#### [EXTRAIT DE PAGE]
====================

CDuLab : un programme transfrontalier pour travailler sur « la durabilité »
interview d'Anne Tanguy par News Tank Culture
publié le 12/11/2021
« Les 2 Scènes - Scène nationale de Besançon et le Théâtre Vidy-Lausanne sont situés dans un bassin territorial transfrontalier pouvant bénéficier de financements européens dans le cadre des projets Interreg. Rapidement, au cours d’une première collaboration, nous nous sommes rendu compte que d’un côté comme de l’autre la question de la durabilité était au cœur de nos maisons. Nous avons donc décidé d’écrire un projet qui a débuté le 01/01/2021 et va s’articuler, dans un premier temps, jusqu’au 31/12/2022 », indique Anne Tanguy, directrice des 2 Scènes - Scène nationale de Besançon (Doubs), à News Tank le 05/11/2021.
CDuLab constitue un projet pilote transfrontalier de création artistique, de formation et de recherche associant culture et durabilité. Il repose sur quatre spectacles coproduits et diffusés avec 30 dates de représentation en plateau et 65 dates en itinérance. Ces productions concernent trois équipes artistiques et entre 12 et 15 danseurs de chaque territoire. Outre sa dimension artistique, le projet est aussi destiné à couvrir « des expériences de formation et de médiation ».

====================

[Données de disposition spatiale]
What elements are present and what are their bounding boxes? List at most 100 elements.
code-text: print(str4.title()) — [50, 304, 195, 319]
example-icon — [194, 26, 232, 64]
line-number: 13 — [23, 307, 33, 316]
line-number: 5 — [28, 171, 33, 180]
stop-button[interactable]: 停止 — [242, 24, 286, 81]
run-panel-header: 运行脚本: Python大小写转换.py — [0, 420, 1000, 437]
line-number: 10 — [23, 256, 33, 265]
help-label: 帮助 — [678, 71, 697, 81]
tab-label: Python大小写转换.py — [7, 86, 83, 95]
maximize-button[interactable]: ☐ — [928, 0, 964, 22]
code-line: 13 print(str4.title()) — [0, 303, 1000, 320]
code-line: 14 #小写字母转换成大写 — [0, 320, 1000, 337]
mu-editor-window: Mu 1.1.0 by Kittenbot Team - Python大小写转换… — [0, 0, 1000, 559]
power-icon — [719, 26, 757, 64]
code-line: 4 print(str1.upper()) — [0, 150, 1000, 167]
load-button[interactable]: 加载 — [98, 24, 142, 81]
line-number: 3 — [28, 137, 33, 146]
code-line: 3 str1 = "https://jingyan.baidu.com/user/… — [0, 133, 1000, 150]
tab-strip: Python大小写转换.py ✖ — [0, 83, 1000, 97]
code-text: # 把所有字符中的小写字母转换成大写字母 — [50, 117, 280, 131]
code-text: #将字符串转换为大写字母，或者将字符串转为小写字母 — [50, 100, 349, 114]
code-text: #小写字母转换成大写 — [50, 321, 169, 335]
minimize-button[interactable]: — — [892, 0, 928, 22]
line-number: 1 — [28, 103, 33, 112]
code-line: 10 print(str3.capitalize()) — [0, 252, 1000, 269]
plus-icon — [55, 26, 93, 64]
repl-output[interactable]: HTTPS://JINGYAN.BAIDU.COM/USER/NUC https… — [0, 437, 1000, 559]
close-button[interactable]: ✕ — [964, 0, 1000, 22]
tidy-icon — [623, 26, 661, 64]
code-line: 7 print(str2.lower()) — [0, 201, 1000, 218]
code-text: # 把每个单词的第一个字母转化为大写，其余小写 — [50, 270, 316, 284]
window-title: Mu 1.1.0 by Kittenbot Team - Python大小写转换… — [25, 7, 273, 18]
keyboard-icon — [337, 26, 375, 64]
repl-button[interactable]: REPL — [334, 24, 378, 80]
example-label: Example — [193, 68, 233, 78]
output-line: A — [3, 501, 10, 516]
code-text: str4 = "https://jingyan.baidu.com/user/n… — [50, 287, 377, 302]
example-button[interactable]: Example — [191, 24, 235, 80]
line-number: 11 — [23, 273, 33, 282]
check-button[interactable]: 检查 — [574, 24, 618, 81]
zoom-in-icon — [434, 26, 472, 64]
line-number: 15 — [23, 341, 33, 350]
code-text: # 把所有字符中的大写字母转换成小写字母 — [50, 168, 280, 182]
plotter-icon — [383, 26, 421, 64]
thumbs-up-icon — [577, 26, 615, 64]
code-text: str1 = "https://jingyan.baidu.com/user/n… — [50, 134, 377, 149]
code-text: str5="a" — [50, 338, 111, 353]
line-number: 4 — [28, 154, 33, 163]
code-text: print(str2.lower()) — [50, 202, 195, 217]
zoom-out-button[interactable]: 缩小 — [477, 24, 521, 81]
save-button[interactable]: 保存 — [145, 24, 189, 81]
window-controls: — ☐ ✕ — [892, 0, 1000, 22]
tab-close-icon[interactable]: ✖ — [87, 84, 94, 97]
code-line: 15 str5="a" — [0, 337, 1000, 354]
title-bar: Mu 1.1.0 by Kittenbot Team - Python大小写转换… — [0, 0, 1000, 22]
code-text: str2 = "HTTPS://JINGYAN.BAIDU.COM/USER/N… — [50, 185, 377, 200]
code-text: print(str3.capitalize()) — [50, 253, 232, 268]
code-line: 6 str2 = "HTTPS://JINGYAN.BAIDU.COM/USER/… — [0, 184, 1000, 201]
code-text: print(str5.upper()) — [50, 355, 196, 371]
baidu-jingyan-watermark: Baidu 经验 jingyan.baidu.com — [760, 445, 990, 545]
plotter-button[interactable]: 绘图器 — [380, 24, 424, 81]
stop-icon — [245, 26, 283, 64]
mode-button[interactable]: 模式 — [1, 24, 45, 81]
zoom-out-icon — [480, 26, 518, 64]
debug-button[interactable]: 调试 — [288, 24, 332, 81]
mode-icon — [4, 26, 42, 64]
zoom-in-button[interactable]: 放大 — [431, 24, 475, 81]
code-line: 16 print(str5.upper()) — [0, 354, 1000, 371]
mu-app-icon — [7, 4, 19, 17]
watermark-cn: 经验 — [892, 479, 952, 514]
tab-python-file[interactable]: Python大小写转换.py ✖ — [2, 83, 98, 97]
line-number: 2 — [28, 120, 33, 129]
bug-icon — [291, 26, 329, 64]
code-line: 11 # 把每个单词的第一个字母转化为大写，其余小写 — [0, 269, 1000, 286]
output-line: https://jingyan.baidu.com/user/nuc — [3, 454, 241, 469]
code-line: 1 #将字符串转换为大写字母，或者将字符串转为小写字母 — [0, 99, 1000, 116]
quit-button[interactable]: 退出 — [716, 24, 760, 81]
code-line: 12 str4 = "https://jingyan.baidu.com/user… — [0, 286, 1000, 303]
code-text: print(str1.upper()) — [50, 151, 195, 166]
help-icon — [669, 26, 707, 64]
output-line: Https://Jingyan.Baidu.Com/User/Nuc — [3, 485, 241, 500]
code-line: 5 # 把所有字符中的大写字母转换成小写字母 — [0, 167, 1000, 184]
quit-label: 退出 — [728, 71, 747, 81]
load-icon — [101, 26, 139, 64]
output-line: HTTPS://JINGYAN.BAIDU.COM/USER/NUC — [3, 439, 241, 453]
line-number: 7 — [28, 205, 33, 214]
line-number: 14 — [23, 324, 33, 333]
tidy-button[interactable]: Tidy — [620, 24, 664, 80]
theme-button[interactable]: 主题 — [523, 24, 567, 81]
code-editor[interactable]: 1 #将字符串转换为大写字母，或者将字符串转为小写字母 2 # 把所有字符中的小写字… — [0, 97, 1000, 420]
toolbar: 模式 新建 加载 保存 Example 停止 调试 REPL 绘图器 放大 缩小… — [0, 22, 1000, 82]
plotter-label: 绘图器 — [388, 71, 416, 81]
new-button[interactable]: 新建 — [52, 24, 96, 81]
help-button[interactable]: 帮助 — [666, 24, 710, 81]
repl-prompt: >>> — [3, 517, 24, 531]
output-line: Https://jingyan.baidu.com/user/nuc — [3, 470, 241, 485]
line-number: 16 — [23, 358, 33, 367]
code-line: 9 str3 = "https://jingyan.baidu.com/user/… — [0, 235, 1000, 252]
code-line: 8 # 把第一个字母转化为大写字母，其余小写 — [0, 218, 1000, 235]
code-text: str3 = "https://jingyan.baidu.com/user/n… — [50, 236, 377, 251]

====================

#### [EXERCICE PROPOSÉ 1]
Dans l'extrait sur le projet CDuLab, combien de dates en itinérance sont prévues ?
#### [EXERCICE PROPOSÉ 2]
Écrivez la suite de l'extrait sur le projet CDuLab, à partir de sa dernière phrase.
On n'a pas besoin des lignes pour faire ce travail.

#### [RÉPONSE 1]
65 dates en itinérance.

#### [RÉPONSE 2]
« Nous avons choisi le terme de durabilité pour ne pas se restreindre aux questions de changement climatique, de déclin de la biodiversité, de l’épuisement des ressources naturelles. La durabilité couvre aussi la question d’un monde plus vivable, désirable, qui tient compte de la pauvreté, de la santé, de la justice économique, des discriminations. Cela nous permet de couvrir également le plan social et le plan économique », ajoute Anne Tanguy qui répond aux questions de News Tank.
Quelle est la genèse de CDuLab ? Comment le projet a-t-il été construit et pourquoi avoir associé Les 2 Scènes au Théâtre Vidy-Lausanne pour sa mise en œuvre ?
« Un bassin territorial transfrontalier pouvant bénéficier de financements européens »
Les 2 Scènes - Scène nationale de Besançon et le Théâtre Vidy-Lausanne sont situés dans un bassin territorial transfrontalier pouvant bénéficier de financements européens dans le cadre des projets Interreg. La Suisse ne fait pas partie de l’Union européenne, mais cela ne lui interdit pas d’être partenaire de théâtres qui portent des projets européens. Le Théâtre de Vidy-Lausanne et Les 2 Scènes travaillent ensemble depuis longtemps. Nous avions porté un premier projet transculturel et transfrontalier Interreg, LaBe23, qui s’est déroulé sur quatre ans. Il portait davantage sur le soutien à la production de projets artistiques et à l’itinérance.
Rapidement, au cours de cette première collaboration, nous nous sommes rendu compte que d’un côté comme de l’autre la question de la durabilité était au cœur de nos maisons. Nous avons donc décidé d’écrire un projet qui a débuté le 01/01/2021 et va s’articuler, dans un premier temps, jusqu’au 31/12/2022. Nous étions partis pour écrire un projet plus long, mais le programme Interreg a été prolongé en raison de la crise sanitaire. Il s’agissait d’une occasion d’agir sur un temps un plus court, en attendant la sortie du prochain programme, mais aussi de réaliser une sorte d’expérimentation en prenant le temps de poser les bases d’un futur projet. Nos expériences couvrent à la fois une dimension artistique, mais aussi des expériences de formation, de médiation.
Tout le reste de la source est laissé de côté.